### GIVEN DATA:
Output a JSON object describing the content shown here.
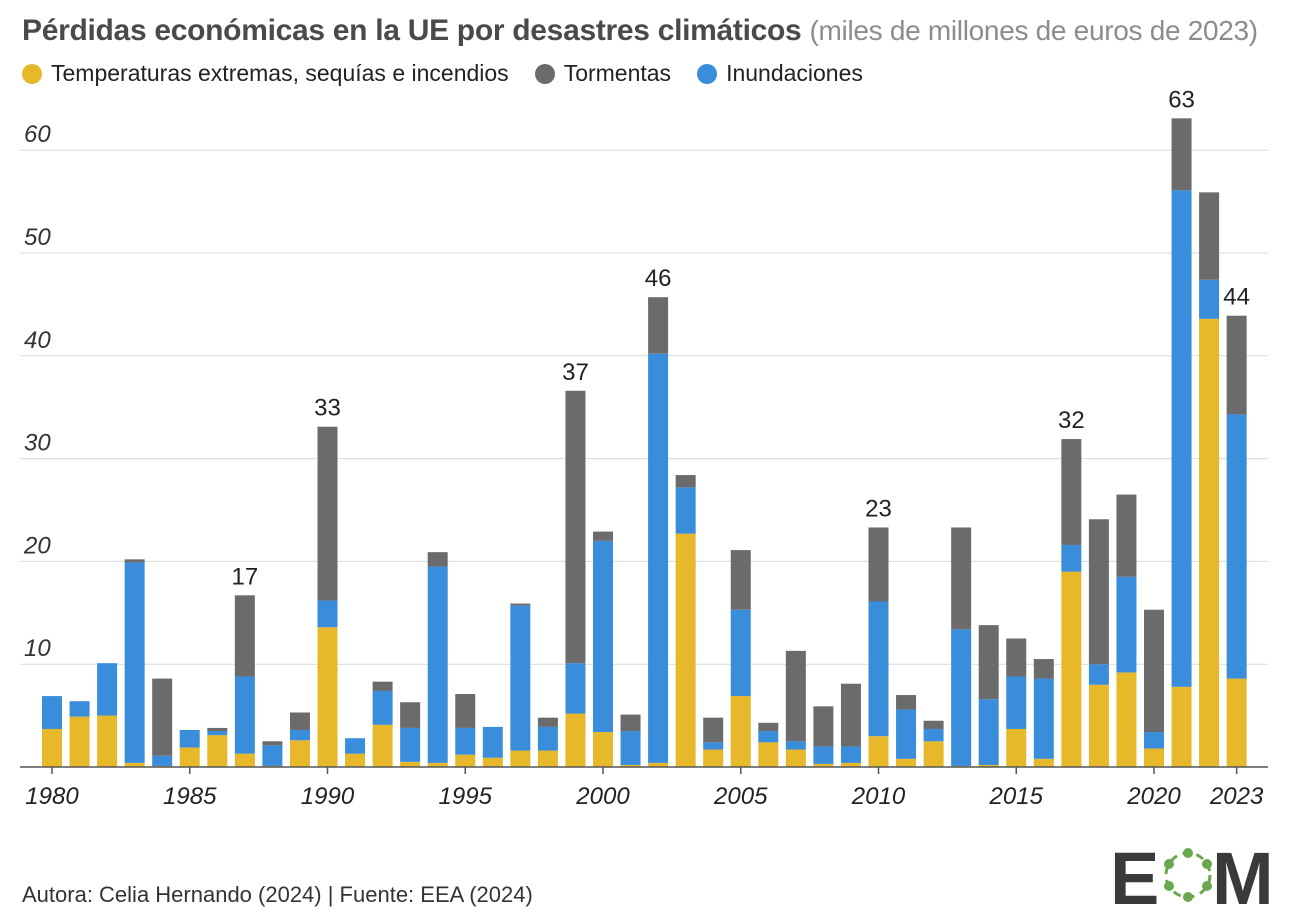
{
  "title": "Pérdidas económicas en la UE por desastres climáticos",
  "subtitle": "(miles de millones de euros de 2023)",
  "legend": [
    {
      "label": "Temperaturas extremas, sequías e incendios",
      "color": "#e6b82a"
    },
    {
      "label": "Tormentas",
      "color": "#6b6b6b"
    },
    {
      "label": "Inundaciones",
      "color": "#3a8ddb"
    }
  ],
  "footer": "Autora: Celia Hernando (2024) | Fuente: EEA (2024)",
  "logo": {
    "text": "EOM",
    "left": "E",
    "right": "M"
  },
  "chart_data": {
    "type": "bar",
    "stacked": true,
    "title": "Pérdidas económicas en la UE por desastres climáticos",
    "ylabel": "miles de millones de euros de 2023",
    "ylim": [
      0,
      63
    ],
    "yticks": [
      10,
      20,
      30,
      40,
      50,
      60
    ],
    "xtick_labels": [
      "1980",
      "1985",
      "1990",
      "1995",
      "2000",
      "2005",
      "2010",
      "2015",
      "2020",
      "2023"
    ],
    "grid": true,
    "legend_position": "top",
    "categories": [
      1980,
      1981,
      1982,
      1983,
      1984,
      1985,
      1986,
      1987,
      1988,
      1989,
      1990,
      1991,
      1992,
      1993,
      1994,
      1995,
      1996,
      1997,
      1998,
      1999,
      2000,
      2001,
      2002,
      2003,
      2004,
      2005,
      2006,
      2007,
      2008,
      2009,
      2010,
      2011,
      2012,
      2013,
      2014,
      2015,
      2016,
      2017,
      2018,
      2019,
      2020,
      2021,
      2022,
      2023
    ],
    "series": [
      {
        "name": "Temperaturas extremas, sequías e incendios",
        "color": "#e6b82a",
        "values": [
          3.7,
          4.9,
          5.0,
          0.4,
          0.1,
          1.9,
          3.1,
          1.3,
          0.1,
          2.6,
          13.6,
          1.3,
          4.1,
          0.5,
          0.4,
          1.2,
          0.9,
          1.6,
          1.6,
          5.2,
          3.4,
          0.2,
          0.4,
          22.7,
          1.7,
          6.9,
          2.4,
          1.7,
          0.3,
          0.4,
          3.0,
          0.8,
          2.5,
          0.1,
          0.2,
          3.7,
          0.8,
          19.0,
          8.0,
          9.2,
          1.8,
          7.8,
          43.6,
          8.6
        ]
      },
      {
        "name": "Inundaciones",
        "color": "#3a8ddb",
        "values": [
          3.2,
          1.5,
          5.1,
          19.5,
          1.0,
          1.7,
          0.4,
          7.5,
          2.0,
          1.0,
          2.6,
          1.5,
          3.3,
          3.3,
          19.1,
          2.6,
          3.0,
          14.1,
          2.3,
          4.9,
          18.6,
          3.3,
          39.8,
          4.5,
          0.7,
          8.4,
          1.1,
          0.8,
          1.7,
          1.6,
          13.1,
          4.8,
          1.2,
          13.3,
          6.4,
          5.1,
          7.8,
          2.6,
          2.0,
          9.3,
          1.6,
          48.3,
          3.8,
          25.7
        ]
      },
      {
        "name": "Tormentas",
        "color": "#6b6b6b",
        "values": [
          0,
          0,
          0,
          0.3,
          7.5,
          0,
          0.3,
          7.9,
          0.4,
          1.7,
          16.9,
          0,
          0.9,
          2.5,
          1.4,
          3.3,
          0,
          0.2,
          0.9,
          26.5,
          0.9,
          1.6,
          5.5,
          1.2,
          2.4,
          5.8,
          0.8,
          8.8,
          3.9,
          6.1,
          7.2,
          1.4,
          0.8,
          9.9,
          7.2,
          3.7,
          1.9,
          10.3,
          14.1,
          8.0,
          11.9,
          7.0,
          8.5,
          9.6
        ]
      }
    ],
    "total_labels": [
      {
        "year": 1987,
        "text": "17"
      },
      {
        "year": 1990,
        "text": "33"
      },
      {
        "year": 1999,
        "text": "37"
      },
      {
        "year": 2002,
        "text": "46"
      },
      {
        "year": 2010,
        "text": "23"
      },
      {
        "year": 2017,
        "text": "32"
      },
      {
        "year": 2021,
        "text": "63"
      },
      {
        "year": 2023,
        "text": "44"
      }
    ]
  }
}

### INSTRUCTIONS FOR THE TASK:
Please set down each line of the data above exactly as written, without the pictures.

### FINISHED ANSWER:
Output a JSON object describing the content shown here.
{
  "title": "Pérdidas económicas en la UE por desastres climáticos",
  "subtitle": "(miles de millones de euros de 2023)",
  "legend": [
    {
      "label": "Temperaturas extremas, sequías e incendios",
      "color": "#e6b82a"
    },
    {
      "label": "Tormentas",
      "color": "#6b6b6b"
    },
    {
      "label": "Inundaciones",
      "color": "#3a8ddb"
    }
  ],
  "footer": "Autora: Celia Hernando (2024) | Fuente: EEA (2024)",
  "logo": {
    "text": "EOM",
    "left": "E",
    "right": "M"
  },
  "chart_data": {
    "type": "bar",
    "stacked": true,
    "title": "Pérdidas económicas en la UE por desastres climáticos",
    "ylabel": "miles de millones de euros de 2023",
    "ylim": [
      0,
      63
    ],
    "yticks": [
      10,
      20,
      30,
      40,
      50,
      60
    ],
    "xtick_labels": [
      "1980",
      "1985",
      "1990",
      "1995",
      "2000",
      "2005",
      "2010",
      "2015",
      "2020",
      "2023"
    ],
    "grid": true,
    "legend_position": "top",
    "categories": [
      1980,
      1981,
      1982,
      1983,
      1984,
      1985,
      1986,
      1987,
      1988,
      1989,
      1990,
      1991,
      1992,
      1993,
      1994,
      1995,
      1996,
      1997,
      1998,
      1999,
      2000,
      2001,
      2002,
      2003,
      2004,
      2005,
      2006,
      2007,
      2008,
      2009,
      2010,
      2011,
      2012,
      2013,
      2014,
      2015,
      2016,
      2017,
      2018,
      2019,
      2020,
      2021,
      2022,
      2023
    ],
    "series": [
      {
        "name": "Temperaturas extremas, sequías e incendios",
        "color": "#e6b82a",
        "values": [
          3.7,
          4.9,
          5.0,
          0.4,
          0.1,
          1.9,
          3.1,
          1.3,
          0.1,
          2.6,
          13.6,
          1.3,
          4.1,
          0.5,
          0.4,
          1.2,
          0.9,
          1.6,
          1.6,
          5.2,
          3.4,
          0.2,
          0.4,
          22.7,
          1.7,
          6.9,
          2.4,
          1.7,
          0.3,
          0.4,
          3.0,
          0.8,
          2.5,
          0.1,
          0.2,
          3.7,
          0.8,
          19.0,
          8.0,
          9.2,
          1.8,
          7.8,
          43.6,
          8.6
        ]
      },
      {
        "name": "Inundaciones",
        "color": "#3a8ddb",
        "values": [
          3.2,
          1.5,
          5.1,
          19.5,
          1.0,
          1.7,
          0.4,
          7.5,
          2.0,
          1.0,
          2.6,
          1.5,
          3.3,
          3.3,
          19.1,
          2.6,
          3.0,
          14.1,
          2.3,
          4.9,
          18.6,
          3.3,
          39.8,
          4.5,
          0.7,
          8.4,
          1.1,
          0.8,
          1.7,
          1.6,
          13.1,
          4.8,
          1.2,
          13.3,
          6.4,
          5.1,
          7.8,
          2.6,
          2.0,
          9.3,
          1.6,
          48.3,
          3.8,
          25.7
        ]
      },
      {
        "name": "Tormentas",
        "color": "#6b6b6b",
        "values": [
          0,
          0,
          0,
          0.3,
          7.5,
          0,
          0.3,
          7.9,
          0.4,
          1.7,
          16.9,
          0,
          0.9,
          2.5,
          1.4,
          3.3,
          0,
          0.2,
          0.9,
          26.5,
          0.9,
          1.6,
          5.5,
          1.2,
          2.4,
          5.8,
          0.8,
          8.8,
          3.9,
          6.1,
          7.2,
          1.4,
          0.8,
          9.9,
          7.2,
          3.7,
          1.9,
          10.3,
          14.1,
          8.0,
          11.9,
          7.0,
          8.5,
          9.6
        ]
      }
    ],
    "total_labels": [
      {
        "year": 1987,
        "text": "17"
      },
      {
        "year": 1990,
        "text": "33"
      },
      {
        "year": 1999,
        "text": "37"
      },
      {
        "year": 2002,
        "text": "46"
      },
      {
        "year": 2010,
        "text": "23"
      },
      {
        "year": 2017,
        "text": "32"
      },
      {
        "year": 2021,
        "text": "63"
      },
      {
        "year": 2023,
        "text": "44"
      }
    ]
  }
}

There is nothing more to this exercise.